+++ DATA PROVIDED +++
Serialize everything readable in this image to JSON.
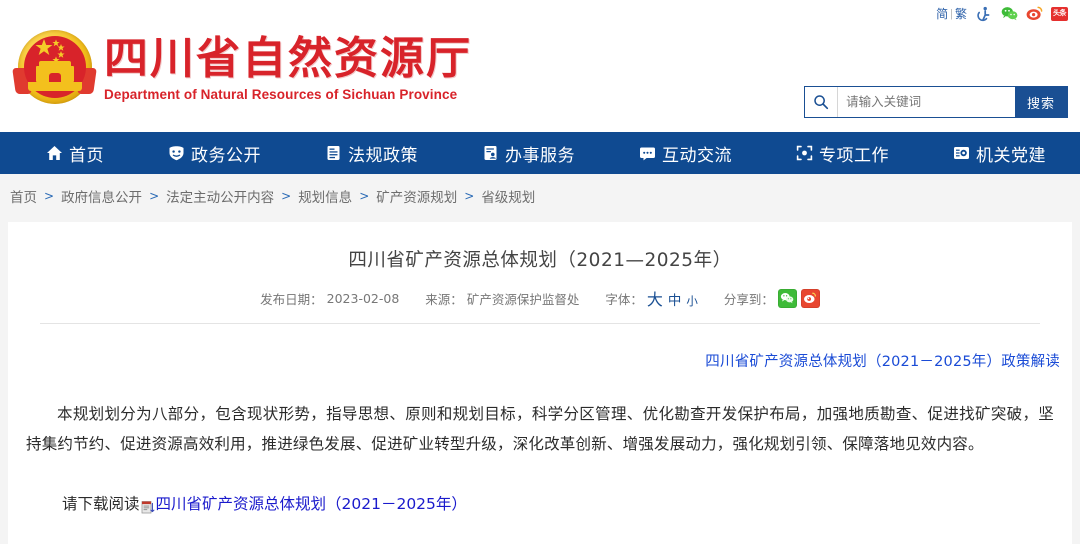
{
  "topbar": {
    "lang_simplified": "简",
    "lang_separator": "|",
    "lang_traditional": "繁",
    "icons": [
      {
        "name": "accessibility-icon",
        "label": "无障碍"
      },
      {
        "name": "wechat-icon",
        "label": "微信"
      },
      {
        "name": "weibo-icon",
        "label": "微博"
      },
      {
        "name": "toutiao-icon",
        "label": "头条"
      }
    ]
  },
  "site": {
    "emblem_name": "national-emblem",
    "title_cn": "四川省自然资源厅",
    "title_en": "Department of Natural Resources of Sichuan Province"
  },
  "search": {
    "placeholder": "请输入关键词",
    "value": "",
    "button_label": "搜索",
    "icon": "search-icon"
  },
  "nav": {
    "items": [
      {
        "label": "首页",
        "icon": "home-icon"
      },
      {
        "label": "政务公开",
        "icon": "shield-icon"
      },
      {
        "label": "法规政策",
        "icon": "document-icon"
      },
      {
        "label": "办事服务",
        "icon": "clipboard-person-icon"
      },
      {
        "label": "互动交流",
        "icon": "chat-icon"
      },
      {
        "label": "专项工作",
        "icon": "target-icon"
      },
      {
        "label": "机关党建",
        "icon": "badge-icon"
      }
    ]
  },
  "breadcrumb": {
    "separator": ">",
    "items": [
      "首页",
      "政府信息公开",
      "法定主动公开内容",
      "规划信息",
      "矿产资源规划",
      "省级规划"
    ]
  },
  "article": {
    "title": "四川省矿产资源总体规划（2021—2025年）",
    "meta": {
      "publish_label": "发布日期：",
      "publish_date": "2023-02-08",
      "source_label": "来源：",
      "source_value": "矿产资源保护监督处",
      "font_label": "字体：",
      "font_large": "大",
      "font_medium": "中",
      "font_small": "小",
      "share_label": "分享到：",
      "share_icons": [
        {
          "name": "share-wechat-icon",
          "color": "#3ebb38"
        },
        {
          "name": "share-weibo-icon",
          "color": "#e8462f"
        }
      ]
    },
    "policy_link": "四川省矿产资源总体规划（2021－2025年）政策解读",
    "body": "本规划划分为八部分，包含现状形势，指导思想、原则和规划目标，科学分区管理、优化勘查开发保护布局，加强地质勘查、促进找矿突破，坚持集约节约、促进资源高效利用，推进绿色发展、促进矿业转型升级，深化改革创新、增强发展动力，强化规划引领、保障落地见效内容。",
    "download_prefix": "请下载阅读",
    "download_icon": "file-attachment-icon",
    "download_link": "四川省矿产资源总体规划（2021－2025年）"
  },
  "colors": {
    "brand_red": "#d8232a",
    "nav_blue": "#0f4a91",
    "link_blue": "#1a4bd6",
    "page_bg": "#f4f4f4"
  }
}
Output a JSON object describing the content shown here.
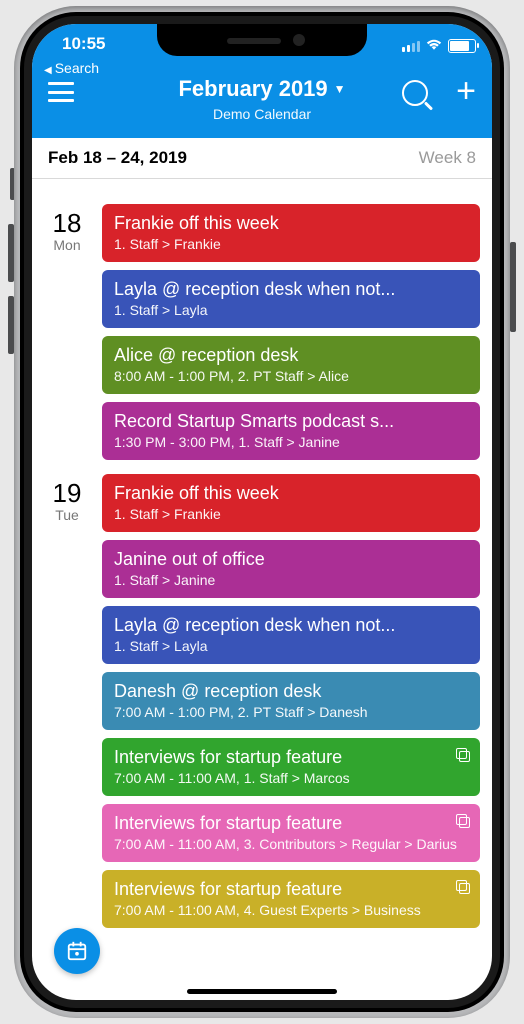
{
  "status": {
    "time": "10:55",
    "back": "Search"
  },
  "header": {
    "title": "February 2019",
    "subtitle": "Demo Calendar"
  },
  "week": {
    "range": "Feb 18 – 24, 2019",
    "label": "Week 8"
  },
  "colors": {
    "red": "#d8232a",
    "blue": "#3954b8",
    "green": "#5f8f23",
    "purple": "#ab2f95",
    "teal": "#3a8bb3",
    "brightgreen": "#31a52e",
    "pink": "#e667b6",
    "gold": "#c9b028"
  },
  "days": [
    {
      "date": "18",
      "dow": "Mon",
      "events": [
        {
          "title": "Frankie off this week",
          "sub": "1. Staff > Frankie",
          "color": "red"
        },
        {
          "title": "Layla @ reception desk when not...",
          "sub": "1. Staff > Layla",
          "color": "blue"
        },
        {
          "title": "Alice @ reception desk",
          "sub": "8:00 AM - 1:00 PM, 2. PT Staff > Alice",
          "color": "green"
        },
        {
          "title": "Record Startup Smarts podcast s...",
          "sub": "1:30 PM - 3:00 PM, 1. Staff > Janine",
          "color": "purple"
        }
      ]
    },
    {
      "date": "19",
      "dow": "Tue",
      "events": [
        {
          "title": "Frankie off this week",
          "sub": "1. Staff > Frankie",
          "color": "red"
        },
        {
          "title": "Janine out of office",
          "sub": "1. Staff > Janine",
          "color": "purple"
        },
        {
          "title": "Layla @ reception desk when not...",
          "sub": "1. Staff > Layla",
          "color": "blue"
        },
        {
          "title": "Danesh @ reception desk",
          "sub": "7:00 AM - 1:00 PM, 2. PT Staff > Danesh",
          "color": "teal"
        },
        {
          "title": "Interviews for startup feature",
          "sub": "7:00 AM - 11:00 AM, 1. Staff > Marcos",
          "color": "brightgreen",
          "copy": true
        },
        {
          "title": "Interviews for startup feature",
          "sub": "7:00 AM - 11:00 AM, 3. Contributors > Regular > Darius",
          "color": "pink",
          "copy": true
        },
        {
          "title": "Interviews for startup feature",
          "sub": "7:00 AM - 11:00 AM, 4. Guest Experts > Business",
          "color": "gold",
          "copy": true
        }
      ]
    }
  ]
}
+++
WHAT THE TASK REQUIRES: Locate the string "desk" in the listing above and copy every line where it occurs.

WORKED SOLUTION:
          "title": "Layla @ reception desk when not...",
          "title": "Alice @ reception desk",
          "title": "Layla @ reception desk when not...",
          "title": "Danesh @ reception desk",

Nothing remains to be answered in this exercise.